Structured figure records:

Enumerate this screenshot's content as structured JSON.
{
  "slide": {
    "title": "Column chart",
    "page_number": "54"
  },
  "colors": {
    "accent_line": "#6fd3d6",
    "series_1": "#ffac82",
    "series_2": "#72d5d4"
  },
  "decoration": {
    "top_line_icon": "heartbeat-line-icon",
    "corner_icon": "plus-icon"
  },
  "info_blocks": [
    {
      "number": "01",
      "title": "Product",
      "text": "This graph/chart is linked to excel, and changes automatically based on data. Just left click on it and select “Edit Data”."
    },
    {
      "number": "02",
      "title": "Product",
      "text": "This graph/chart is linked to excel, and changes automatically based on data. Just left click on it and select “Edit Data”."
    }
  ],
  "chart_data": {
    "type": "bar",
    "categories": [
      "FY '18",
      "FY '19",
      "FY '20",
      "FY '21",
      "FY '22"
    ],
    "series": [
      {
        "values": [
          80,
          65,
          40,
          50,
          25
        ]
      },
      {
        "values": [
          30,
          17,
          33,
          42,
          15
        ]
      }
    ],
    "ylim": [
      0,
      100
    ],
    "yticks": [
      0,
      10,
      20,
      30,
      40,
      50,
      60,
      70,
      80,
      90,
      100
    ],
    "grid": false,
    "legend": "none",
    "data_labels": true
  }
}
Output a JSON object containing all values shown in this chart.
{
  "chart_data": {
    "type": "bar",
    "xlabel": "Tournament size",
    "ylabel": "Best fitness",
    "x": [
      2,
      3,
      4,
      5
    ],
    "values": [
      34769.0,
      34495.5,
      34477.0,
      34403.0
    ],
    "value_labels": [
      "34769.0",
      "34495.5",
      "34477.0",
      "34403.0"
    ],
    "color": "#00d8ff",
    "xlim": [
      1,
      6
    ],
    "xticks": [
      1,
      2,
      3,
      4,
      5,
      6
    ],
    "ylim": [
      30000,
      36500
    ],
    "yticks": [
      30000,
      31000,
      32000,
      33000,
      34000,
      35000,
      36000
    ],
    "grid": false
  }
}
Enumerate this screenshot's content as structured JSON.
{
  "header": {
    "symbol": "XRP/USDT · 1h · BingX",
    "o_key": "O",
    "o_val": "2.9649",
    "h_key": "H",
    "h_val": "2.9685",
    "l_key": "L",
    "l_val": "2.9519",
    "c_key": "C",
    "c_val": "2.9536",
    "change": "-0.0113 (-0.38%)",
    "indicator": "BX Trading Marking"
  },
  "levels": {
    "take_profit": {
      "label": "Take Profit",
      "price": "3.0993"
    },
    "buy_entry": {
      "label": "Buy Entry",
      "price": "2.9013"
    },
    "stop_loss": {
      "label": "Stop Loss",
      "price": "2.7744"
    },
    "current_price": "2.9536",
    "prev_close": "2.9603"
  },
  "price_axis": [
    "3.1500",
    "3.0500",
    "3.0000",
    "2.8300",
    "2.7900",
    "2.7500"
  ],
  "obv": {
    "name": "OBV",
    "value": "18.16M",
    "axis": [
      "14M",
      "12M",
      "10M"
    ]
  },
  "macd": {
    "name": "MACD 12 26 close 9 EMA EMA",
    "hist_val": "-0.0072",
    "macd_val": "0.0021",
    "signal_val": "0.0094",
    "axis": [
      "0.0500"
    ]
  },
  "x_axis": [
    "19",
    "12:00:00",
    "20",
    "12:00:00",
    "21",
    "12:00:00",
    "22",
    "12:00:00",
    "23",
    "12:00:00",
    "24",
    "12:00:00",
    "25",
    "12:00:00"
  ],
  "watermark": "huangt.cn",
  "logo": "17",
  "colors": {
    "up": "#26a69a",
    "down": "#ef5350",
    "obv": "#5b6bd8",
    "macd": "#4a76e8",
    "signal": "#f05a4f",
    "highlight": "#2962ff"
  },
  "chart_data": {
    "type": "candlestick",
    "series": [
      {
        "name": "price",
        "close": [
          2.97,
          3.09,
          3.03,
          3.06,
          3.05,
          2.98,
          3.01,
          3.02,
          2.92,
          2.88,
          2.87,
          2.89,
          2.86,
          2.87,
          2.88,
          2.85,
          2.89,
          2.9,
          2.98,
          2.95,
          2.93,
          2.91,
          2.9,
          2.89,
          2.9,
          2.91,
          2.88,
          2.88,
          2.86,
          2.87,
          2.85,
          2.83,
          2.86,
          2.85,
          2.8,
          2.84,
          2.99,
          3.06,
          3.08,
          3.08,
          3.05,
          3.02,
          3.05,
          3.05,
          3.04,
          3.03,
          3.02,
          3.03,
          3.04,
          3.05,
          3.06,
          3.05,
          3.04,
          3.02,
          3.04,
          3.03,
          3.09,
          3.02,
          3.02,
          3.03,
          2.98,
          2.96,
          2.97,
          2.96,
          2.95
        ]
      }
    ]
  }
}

• [EXERCISE REQUIREMENTS]:
Please set down all the data word for word.

• [ANSWER]:
Enumerate this screenshot's content as structured JSON.
{
  "slide": {
    "title": "Column chart",
    "page_number": "54"
  },
  "colors": {
    "accent_line": "#6fd3d6",
    "series_1": "#ffac82",
    "series_2": "#72d5d4"
  },
  "decoration": {
    "top_line_icon": "heartbeat-line-icon",
    "corner_icon": "plus-icon"
  },
  "info_blocks": [
    {
      "number": "01",
      "title": "Product",
      "text": "This graph/chart is linked to excel, and changes automatically based on data. Just left click on it and select “Edit Data”."
    },
    {
      "number": "02",
      "title": "Product",
      "text": "This graph/chart is linked to excel, and changes automatically based on data. Just left click on it and select “Edit Data”."
    }
  ],
  "chart_data": {
    "type": "bar",
    "categories": [
      "FY '18",
      "FY '19",
      "FY '20",
      "FY '21",
      "FY '22"
    ],
    "series": [
      {
        "values": [
          80,
          65,
          40,
          50,
          25
        ]
      },
      {
        "values": [
          30,
          17,
          33,
          42,
          15
        ]
      }
    ],
    "ylim": [
      0,
      100
    ],
    "yticks": [
      0,
      10,
      20,
      30,
      40,
      50,
      60,
      70,
      80,
      90,
      100
    ],
    "grid": false,
    "legend": "none",
    "data_labels": true
  }
}
Output a JSON object containing all values shown in this chart.
{
  "chart_data": {
    "type": "bar",
    "xlabel": "Tournament size",
    "ylabel": "Best fitness",
    "x": [
      2,
      3,
      4,
      5
    ],
    "values": [
      34769.0,
      34495.5,
      34477.0,
      34403.0
    ],
    "value_labels": [
      "34769.0",
      "34495.5",
      "34477.0",
      "34403.0"
    ],
    "color": "#00d8ff",
    "xlim": [
      1,
      6
    ],
    "xticks": [
      1,
      2,
      3,
      4,
      5,
      6
    ],
    "ylim": [
      30000,
      36500
    ],
    "yticks": [
      30000,
      31000,
      32000,
      33000,
      34000,
      35000,
      36000
    ],
    "grid": false
  }
}
Enumerate this screenshot's content as structured JSON.
{
  "header": {
    "symbol": "XRP/USDT · 1h · BingX",
    "o_key": "O",
    "o_val": "2.9649",
    "h_key": "H",
    "h_val": "2.9685",
    "l_key": "L",
    "l_val": "2.9519",
    "c_key": "C",
    "c_val": "2.9536",
    "change": "-0.0113 (-0.38%)",
    "indicator": "BX Trading Marking"
  },
  "levels": {
    "take_profit": {
      "label": "Take Profit",
      "price": "3.0993"
    },
    "buy_entry": {
      "label": "Buy Entry",
      "price": "2.9013"
    },
    "stop_loss": {
      "label": "Stop Loss",
      "price": "2.7744"
    },
    "current_price": "2.9536",
    "prev_close": "2.9603"
  },
  "price_axis": [
    "3.1500",
    "3.0500",
    "3.0000",
    "2.8300",
    "2.7900",
    "2.7500"
  ],
  "obv": {
    "name": "OBV",
    "value": "18.16M",
    "axis": [
      "14M",
      "12M",
      "10M"
    ]
  },
  "macd": {
    "name": "MACD 12 26 close 9 EMA EMA",
    "hist_val": "-0.0072",
    "macd_val": "0.0021",
    "signal_val": "0.0094",
    "axis": [
      "0.0500"
    ]
  },
  "x_axis": [
    "19",
    "12:00:00",
    "20",
    "12:00:00",
    "21",
    "12:00:00",
    "22",
    "12:00:00",
    "23",
    "12:00:00",
    "24",
    "12:00:00",
    "25",
    "12:00:00"
  ],
  "watermark": "huangt.cn",
  "logo": "17",
  "colors": {
    "up": "#26a69a",
    "down": "#ef5350",
    "obv": "#5b6bd8",
    "macd": "#4a76e8",
    "signal": "#f05a4f",
    "highlight": "#2962ff"
  },
  "chart_data": {
    "type": "candlestick",
    "series": [
      {
        "name": "price",
        "close": [
          2.97,
          3.09,
          3.03,
          3.06,
          3.05,
          2.98,
          3.01,
          3.02,
          2.92,
          2.88,
          2.87,
          2.89,
          2.86,
          2.87,
          2.88,
          2.85,
          2.89,
          2.9,
          2.98,
          2.95,
          2.93,
          2.91,
          2.9,
          2.89,
          2.9,
          2.91,
          2.88,
          2.88,
          2.86,
          2.87,
          2.85,
          2.83,
          2.86,
          2.85,
          2.8,
          2.84,
          2.99,
          3.06,
          3.08,
          3.08,
          3.05,
          3.02,
          3.05,
          3.05,
          3.04,
          3.03,
          3.02,
          3.03,
          3.04,
          3.05,
          3.06,
          3.05,
          3.04,
          3.02,
          3.04,
          3.03,
          3.09,
          3.02,
          3.02,
          3.03,
          2.98,
          2.96,
          2.97,
          2.96,
          2.95
        ]
      }
    ]
  }
}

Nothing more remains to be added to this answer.